# Start of Input material
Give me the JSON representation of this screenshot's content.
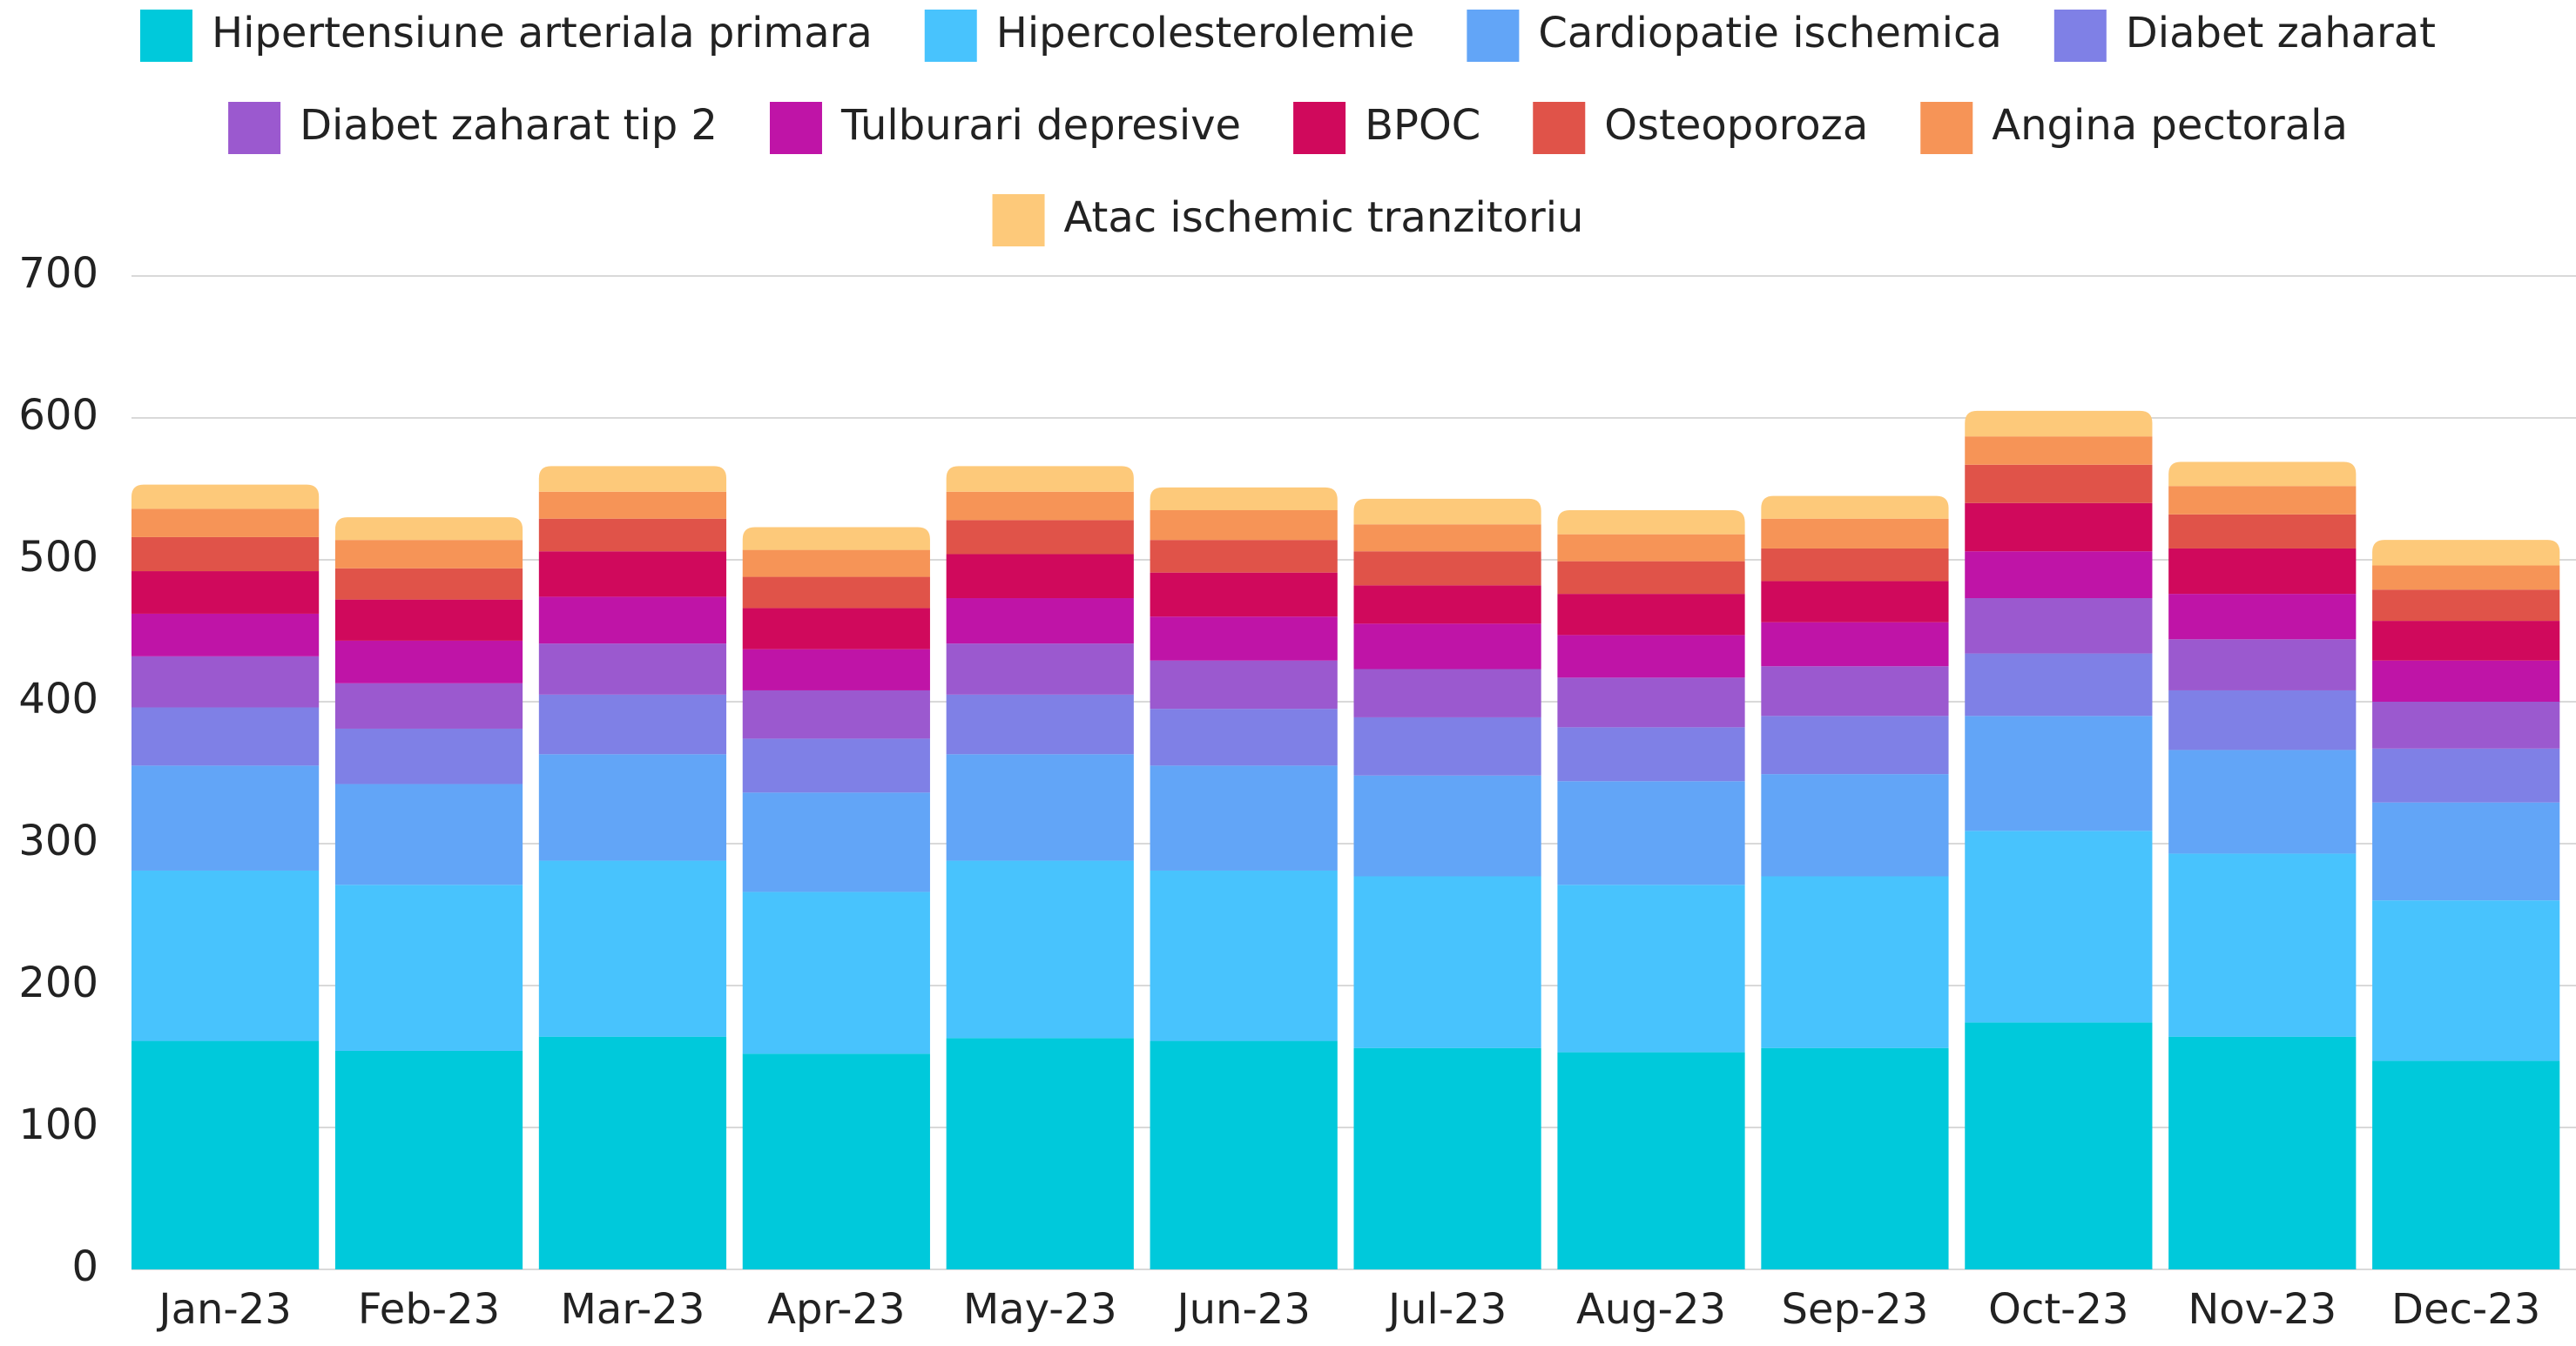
{
  "chart_data": {
    "type": "stacked_bar",
    "categories": [
      "Jan-23",
      "Feb-23",
      "Mar-23",
      "Apr-23",
      "May-23",
      "Jun-23",
      "Jul-23",
      "Aug-23",
      "Sep-23",
      "Oct-23",
      "Nov-23",
      "Dec-23"
    ],
    "series": [
      {
        "name": "Hipertensiune arteriala primara",
        "color": "#00c9db",
        "values": [
          161,
          154,
          164,
          152,
          163,
          161,
          156,
          153,
          156,
          174,
          164,
          147
        ]
      },
      {
        "name": "Hipercolesterolemie",
        "color": "#48c3fd",
        "values": [
          120,
          117,
          124,
          114,
          125,
          120,
          121,
          118,
          121,
          135,
          129,
          113
        ]
      },
      {
        "name": "Cardiopatie ischemica",
        "color": "#62a5f7",
        "values": [
          74,
          71,
          75,
          70,
          75,
          74,
          71,
          73,
          72,
          81,
          73,
          69
        ]
      },
      {
        "name": "Diabet zaharat",
        "color": "#7f80e6",
        "values": [
          41,
          39,
          42,
          38,
          42,
          40,
          41,
          38,
          41,
          44,
          42,
          38
        ]
      },
      {
        "name": "Diabet zaharat tip 2",
        "color": "#9b59cf",
        "values": [
          36,
          32,
          36,
          34,
          36,
          34,
          34,
          35,
          35,
          39,
          36,
          33
        ]
      },
      {
        "name": "Tulburari depresive",
        "color": "#bf14a7",
        "values": [
          30,
          30,
          33,
          29,
          32,
          31,
          32,
          30,
          31,
          33,
          32,
          29
        ]
      },
      {
        "name": "BPOC",
        "color": "#d0095c",
        "values": [
          30,
          29,
          32,
          29,
          31,
          31,
          27,
          29,
          29,
          34,
          32,
          28
        ]
      },
      {
        "name": "Osteoporoza",
        "color": "#e05349",
        "values": [
          24,
          22,
          23,
          22,
          24,
          23,
          24,
          23,
          23,
          27,
          24,
          22
        ]
      },
      {
        "name": "Angina pectorala",
        "color": "#f69457",
        "values": [
          20,
          20,
          19,
          19,
          20,
          21,
          19,
          19,
          21,
          20,
          20,
          17
        ]
      },
      {
        "name": "Atac ischemic tranzitoriu",
        "color": "#fdc97a",
        "values": [
          17,
          16,
          18,
          16,
          18,
          16,
          18,
          17,
          16,
          18,
          17,
          18
        ]
      }
    ],
    "ylim": [
      0,
      700
    ],
    "yticks": [
      0,
      100,
      200,
      300,
      400,
      500,
      600,
      700
    ],
    "grid": true,
    "legend": "top"
  }
}
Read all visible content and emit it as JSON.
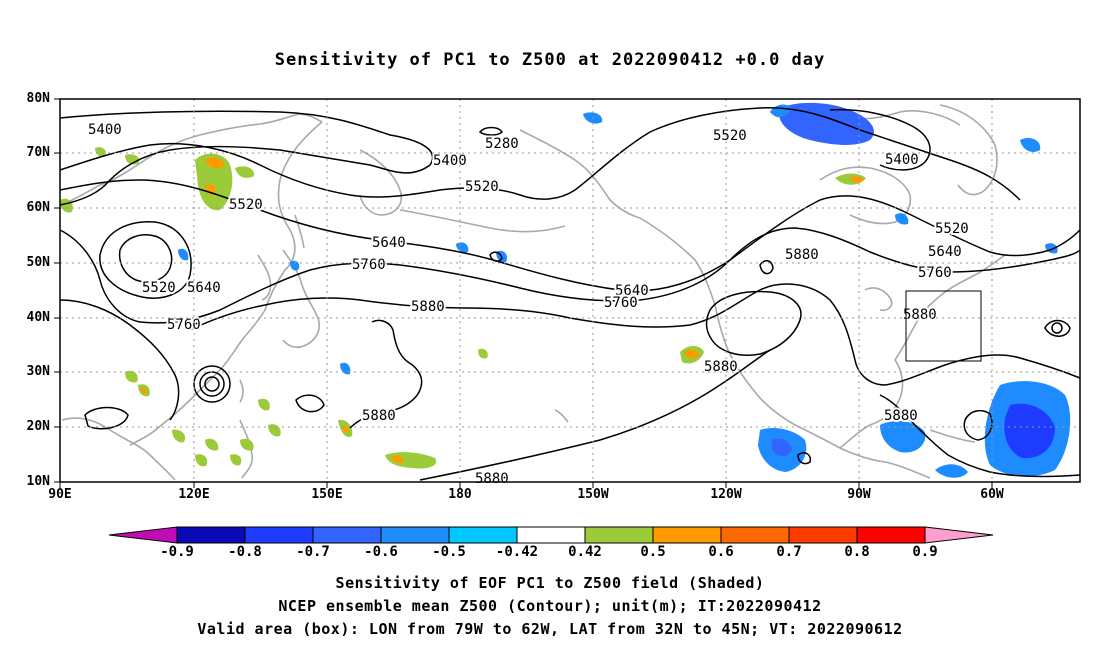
{
  "title": "Sensitivity of PC1 to Z500 at 2022090412 +0.0 day",
  "axes": {
    "lat_labels": [
      "80N",
      "70N",
      "60N",
      "50N",
      "40N",
      "30N",
      "20N",
      "10N"
    ],
    "lon_labels": [
      "90E",
      "120E",
      "150E",
      "180",
      "150W",
      "120W",
      "90W",
      "60W"
    ]
  },
  "contour_labels": [
    {
      "name": "contour-label-5400-a",
      "text": "5400"
    },
    {
      "name": "contour-label-5280",
      "text": "5280"
    },
    {
      "name": "contour-label-5400-b",
      "text": "5400"
    },
    {
      "name": "contour-label-5520-a",
      "text": "5520"
    },
    {
      "name": "contour-label-5520-b",
      "text": "5520"
    },
    {
      "name": "contour-label-5640-a",
      "text": "5640"
    },
    {
      "name": "contour-label-5760-a",
      "text": "5760"
    },
    {
      "name": "contour-label-5520-c",
      "text": "5520"
    },
    {
      "name": "contour-label-5640-b",
      "text": "5640"
    },
    {
      "name": "contour-label-5760-b",
      "text": "5760"
    },
    {
      "name": "contour-label-5880-a",
      "text": "5880"
    },
    {
      "name": "contour-label-5640-c",
      "text": "5640"
    },
    {
      "name": "contour-label-5760-c",
      "text": "5760"
    },
    {
      "name": "contour-label-5520-d",
      "text": "5520"
    },
    {
      "name": "contour-label-5400-c",
      "text": "5400"
    },
    {
      "name": "contour-label-5520-e",
      "text": "5520"
    },
    {
      "name": "contour-label-5640-d",
      "text": "5640"
    },
    {
      "name": "contour-label-5760-d",
      "text": "5760"
    },
    {
      "name": "contour-label-5880-b",
      "text": "5880"
    },
    {
      "name": "contour-label-5880-c",
      "text": "5880"
    },
    {
      "name": "contour-label-5880-d",
      "text": "5880"
    },
    {
      "name": "contour-label-5880-e",
      "text": "5880"
    },
    {
      "name": "contour-label-5880-f",
      "text": "5880"
    },
    {
      "name": "contour-label-5880-g",
      "text": "5880"
    }
  ],
  "valid_area_box": {
    "lon_from": "79W",
    "lon_to": "62W",
    "lat_from": "32N",
    "lat_to": "45N"
  },
  "colorbar": {
    "labels": [
      "-0.9",
      "-0.8",
      "-0.7",
      "-0.6",
      "-0.5",
      "-0.42",
      "0.42",
      "0.5",
      "0.6",
      "0.7",
      "0.8",
      "0.9"
    ],
    "colors": [
      "#c00cb4",
      "#0a0ab4",
      "#1e3cff",
      "#3264ff",
      "#1e8cff",
      "#00c8ff",
      "#ffffff",
      "#9ccb3a",
      "#ff9900",
      "#ff6a00",
      "#ff3c00",
      "#ff0000",
      "#ff9fcf"
    ]
  },
  "footer": {
    "line1": "Sensitivity of EOF PC1 to Z500 field (Shaded)",
    "line2": "NCEP ensemble mean Z500 (Contour); unit(m); IT:2022090412",
    "line3": "Valid area (box): LON from 79W to 62W, LAT from 32N to 45N; VT: 2022090612"
  }
}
# End of Input material
What needs to be done |
Leave the pictures out and copy the rest of the data exactly.

Written reply |
Give me the JSON representation of this screenshot's content.
{
  "chart_data": {
    "type": "stacked_bar",
    "categories": [
      "Jan-23",
      "Feb-23",
      "Mar-23",
      "Apr-23",
      "May-23",
      "Jun-23",
      "Jul-23",
      "Aug-23",
      "Sep-23",
      "Oct-23",
      "Nov-23",
      "Dec-23"
    ],
    "series": [
      {
        "name": "Hipertensiune arteriala primara",
        "color": "#00c9db",
        "values": [
          161,
          154,
          164,
          152,
          163,
          161,
          156,
          153,
          156,
          174,
          164,
          147
        ]
      },
      {
        "name": "Hipercolesterolemie",
        "color": "#48c3fd",
        "values": [
          120,
          117,
          124,
          114,
          125,
          120,
          121,
          118,
          121,
          135,
          129,
          113
        ]
      },
      {
        "name": "Cardiopatie ischemica",
        "color": "#62a5f7",
        "values": [
          74,
          71,
          75,
          70,
          75,
          74,
          71,
          73,
          72,
          81,
          73,
          69
        ]
      },
      {
        "name": "Diabet zaharat",
        "color": "#7f80e6",
        "values": [
          41,
          39,
          42,
          38,
          42,
          40,
          41,
          38,
          41,
          44,
          42,
          38
        ]
      },
      {
        "name": "Diabet zaharat tip 2",
        "color": "#9b59cf",
        "values": [
          36,
          32,
          36,
          34,
          36,
          34,
          34,
          35,
          35,
          39,
          36,
          33
        ]
      },
      {
        "name": "Tulburari depresive",
        "color": "#bf14a7",
        "values": [
          30,
          30,
          33,
          29,
          32,
          31,
          32,
          30,
          31,
          33,
          32,
          29
        ]
      },
      {
        "name": "BPOC",
        "color": "#d0095c",
        "values": [
          30,
          29,
          32,
          29,
          31,
          31,
          27,
          29,
          29,
          34,
          32,
          28
        ]
      },
      {
        "name": "Osteoporoza",
        "color": "#e05349",
        "values": [
          24,
          22,
          23,
          22,
          24,
          23,
          24,
          23,
          23,
          27,
          24,
          22
        ]
      },
      {
        "name": "Angina pectorala",
        "color": "#f69457",
        "values": [
          20,
          20,
          19,
          19,
          20,
          21,
          19,
          19,
          21,
          20,
          20,
          17
        ]
      },
      {
        "name": "Atac ischemic tranzitoriu",
        "color": "#fdc97a",
        "values": [
          17,
          16,
          18,
          16,
          18,
          16,
          18,
          17,
          16,
          18,
          17,
          18
        ]
      }
    ],
    "ylim": [
      0,
      700
    ],
    "yticks": [
      0,
      100,
      200,
      300,
      400,
      500,
      600,
      700
    ],
    "grid": true,
    "legend": "top"
  }
}
Read all visible content and emit it as JSON.
{
  "title": "Sensitivity of PC1 to Z500 at 2022090412 +0.0 day",
  "axes": {
    "lat_labels": [
      "80N",
      "70N",
      "60N",
      "50N",
      "40N",
      "30N",
      "20N",
      "10N"
    ],
    "lon_labels": [
      "90E",
      "120E",
      "150E",
      "180",
      "150W",
      "120W",
      "90W",
      "60W"
    ]
  },
  "contour_labels": [
    {
      "name": "contour-label-5400-a",
      "text": "5400"
    },
    {
      "name": "contour-label-5280",
      "text": "5280"
    },
    {
      "name": "contour-label-5400-b",
      "text": "5400"
    },
    {
      "name": "contour-label-5520-a",
      "text": "5520"
    },
    {
      "name": "contour-label-5520-b",
      "text": "5520"
    },
    {
      "name": "contour-label-5640-a",
      "text": "5640"
    },
    {
      "name": "contour-label-5760-a",
      "text": "5760"
    },
    {
      "name": "contour-label-5520-c",
      "text": "5520"
    },
    {
      "name": "contour-label-5640-b",
      "text": "5640"
    },
    {
      "name": "contour-label-5760-b",
      "text": "5760"
    },
    {
      "name": "contour-label-5880-a",
      "text": "5880"
    },
    {
      "name": "contour-label-5640-c",
      "text": "5640"
    },
    {
      "name": "contour-label-5760-c",
      "text": "5760"
    },
    {
      "name": "contour-label-5520-d",
      "text": "5520"
    },
    {
      "name": "contour-label-5400-c",
      "text": "5400"
    },
    {
      "name": "contour-label-5520-e",
      "text": "5520"
    },
    {
      "name": "contour-label-5640-d",
      "text": "5640"
    },
    {
      "name": "contour-label-5760-d",
      "text": "5760"
    },
    {
      "name": "contour-label-5880-b",
      "text": "5880"
    },
    {
      "name": "contour-label-5880-c",
      "text": "5880"
    },
    {
      "name": "contour-label-5880-d",
      "text": "5880"
    },
    {
      "name": "contour-label-5880-e",
      "text": "5880"
    },
    {
      "name": "contour-label-5880-f",
      "text": "5880"
    },
    {
      "name": "contour-label-5880-g",
      "text": "5880"
    }
  ],
  "valid_area_box": {
    "lon_from": "79W",
    "lon_to": "62W",
    "lat_from": "32N",
    "lat_to": "45N"
  },
  "colorbar": {
    "labels": [
      "-0.9",
      "-0.8",
      "-0.7",
      "-0.6",
      "-0.5",
      "-0.42",
      "0.42",
      "0.5",
      "0.6",
      "0.7",
      "0.8",
      "0.9"
    ],
    "colors": [
      "#c00cb4",
      "#0a0ab4",
      "#1e3cff",
      "#3264ff",
      "#1e8cff",
      "#00c8ff",
      "#ffffff",
      "#9ccb3a",
      "#ff9900",
      "#ff6a00",
      "#ff3c00",
      "#ff0000",
      "#ff9fcf"
    ]
  },
  "footer": {
    "line1": "Sensitivity of EOF PC1 to Z500 field (Shaded)",
    "line2": "NCEP ensemble mean Z500 (Contour); unit(m); IT:2022090412",
    "line3": "Valid area (box): LON from 79W to 62W, LAT from 32N to 45N; VT: 2022090612"
  }
}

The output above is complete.